E così, dopo Paul Simon, Elton John e tanti alti, anche la mitica Joan Baez, ormai settantenne, abbandona le scene. Questo ci induce a delle riflessioni dal sapore dolceamaro, a tirare le somme di quello che è stato, a constatare la fine di un’epoca straordinaria in cui è successo di tutto e il mondo è cambiato.

Ci sono periodi in cui non succede assolutamente niente per anni e anni, secoli e secoli. E poi succede tutto all’improvviso. Nessuno sa come, nessuno sa perché, però succede. Prendete l’antica Grecia: nel giro di un centinaio di anni sono nati i più grandi filosofi della Storia intera. Platone, Socrate, Aristotele… Tutti nello stesso posto, tutti nello stesso periodo. Un grumo di luce nel buio dell’ignoranza più totale. Poi più nulla, se non perle sparse in tutto il resto dello scorrere del tempo.

==================================================

> Esercizi:
**A)** Rispondi alle domande seguenti in base all'estratto.
(i) Che età ha ormai Joan Baez?
(ii) In quale luogo nacquero i grandi filosofi citati?
(iii) In quanto tempo nacquero quei filosofi?
**B)** Riscrivi per favore in forma più breve il paragrafo dell'estratto che inizia con «Ci sono periodi», mantenendone i fatti principali.

> Dati forniti:
==================================================

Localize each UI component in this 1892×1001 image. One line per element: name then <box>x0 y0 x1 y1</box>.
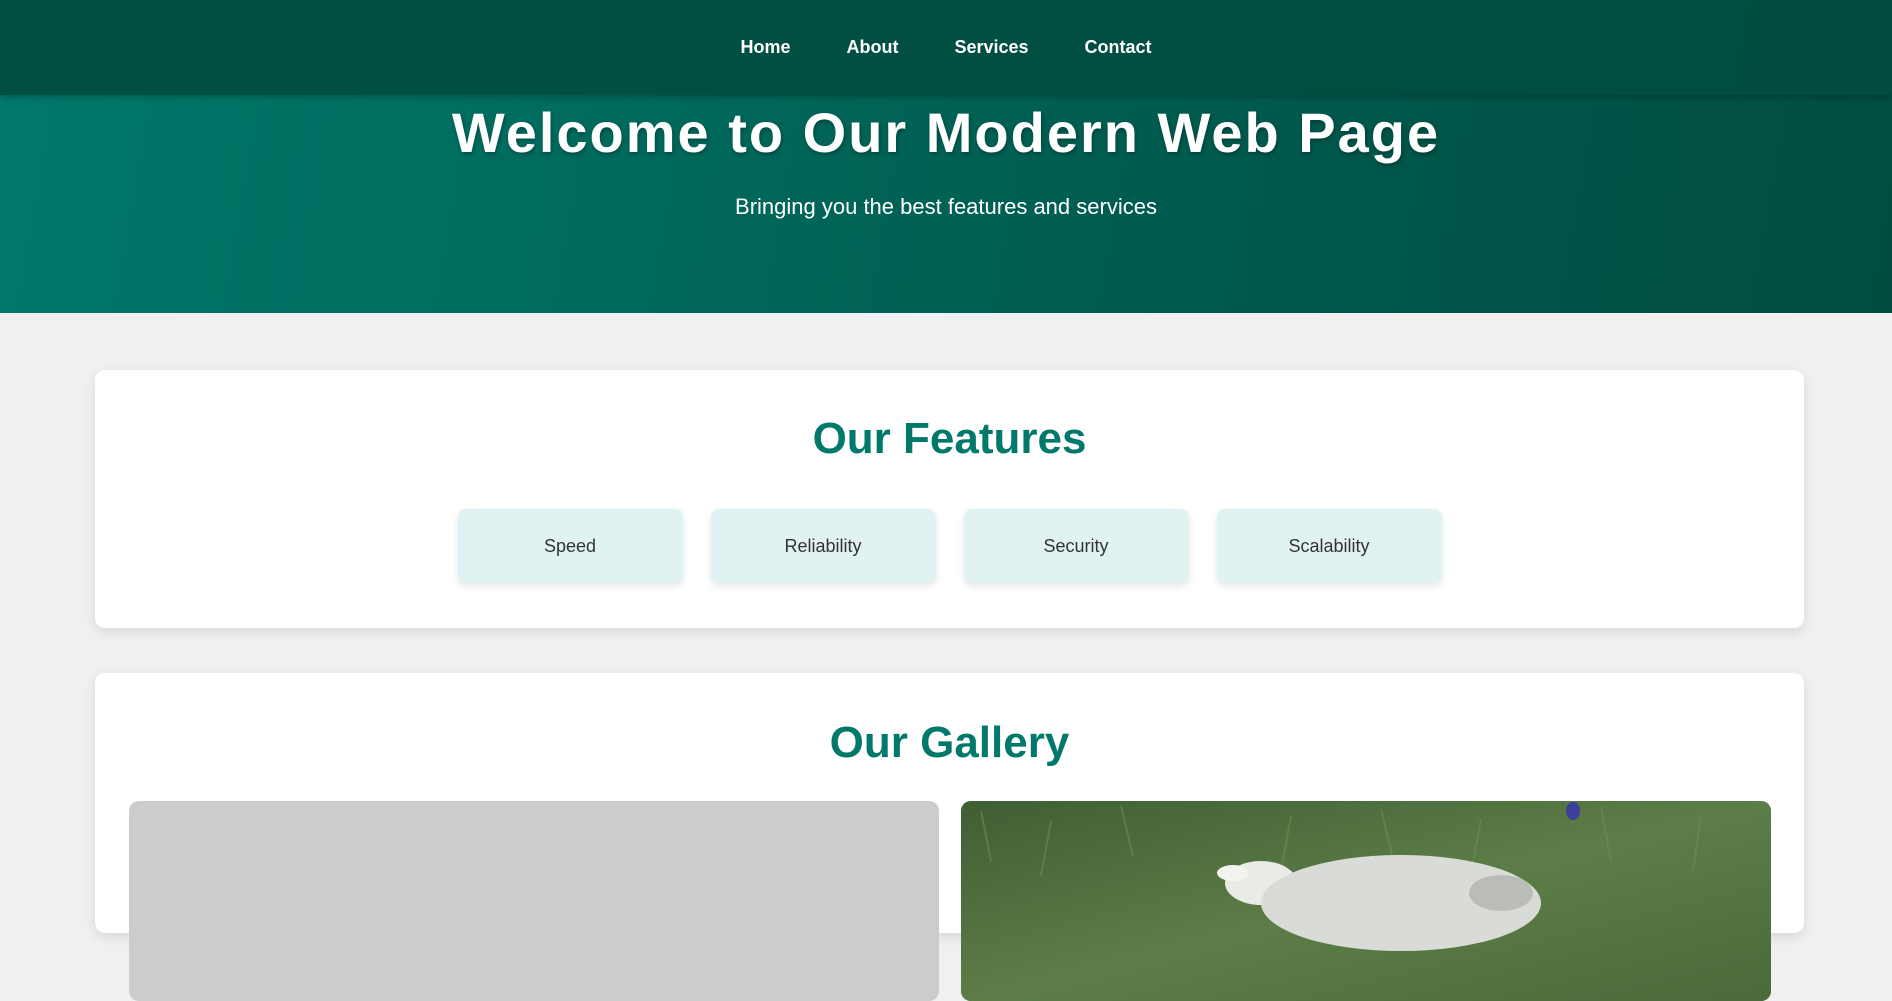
feature-card-scalability: Scalability <box>1216 509 1442 583</box>
gallery-section: Our Gallery <box>95 673 1804 1001</box>
features-title: Our Features <box>812 414 1087 463</box>
features-section: Our Features Speed Reliability Security … <box>95 370 1804 628</box>
gallery-title: Our Gallery <box>829 718 1070 767</box>
nav-link-contact[interactable]: Contact <box>1085 37 1152 58</box>
feature-card-reliability: Reliability <box>710 509 936 583</box>
hero-title: Welcome to Our Modern Web Page <box>451 101 1441 164</box>
hero-banner: Home About Services Contact Welcome to O… <box>0 0 1892 313</box>
hero-subtitle: Bringing you the best features and servi… <box>735 194 1157 219</box>
feature-card-speed: Speed <box>457 509 683 583</box>
nav-link-services[interactable]: Services <box>954 37 1028 58</box>
nav-link-home[interactable]: Home <box>740 37 790 58</box>
feature-list: Speed Reliability Security Scalability <box>95 509 1804 583</box>
gallery-image-placeholder <box>129 801 939 1001</box>
feature-card-security: Security <box>963 509 1189 583</box>
top-navbar: Home About Services Contact <box>0 0 1892 95</box>
nav-link-about[interactable]: About <box>846 37 898 58</box>
gallery-image-dog-on-grass <box>961 801 1771 1001</box>
dog-on-grass-image <box>961 801 1771 1001</box>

==================================================

> Le risposte:
**A)**
(i) È settantenne.
(ii) Nell'antica Grecia.
(iii) Nel giro di un centinaio di anni.

**B)** Per anni e secoli può non succedere nulla, poi all'improvviso succede tutto, senza che nessuno sappia come o perché. Nell'antica Grecia, nel giro di circa cent'anni, nacquero nello stesso posto i più grandi filosofi della Storia, come Platone, Socrate e Aristotele. Fu un grumo di luce nel buio dell'ignoranza, seguito soltanto da perle sparse nel corso del tempo.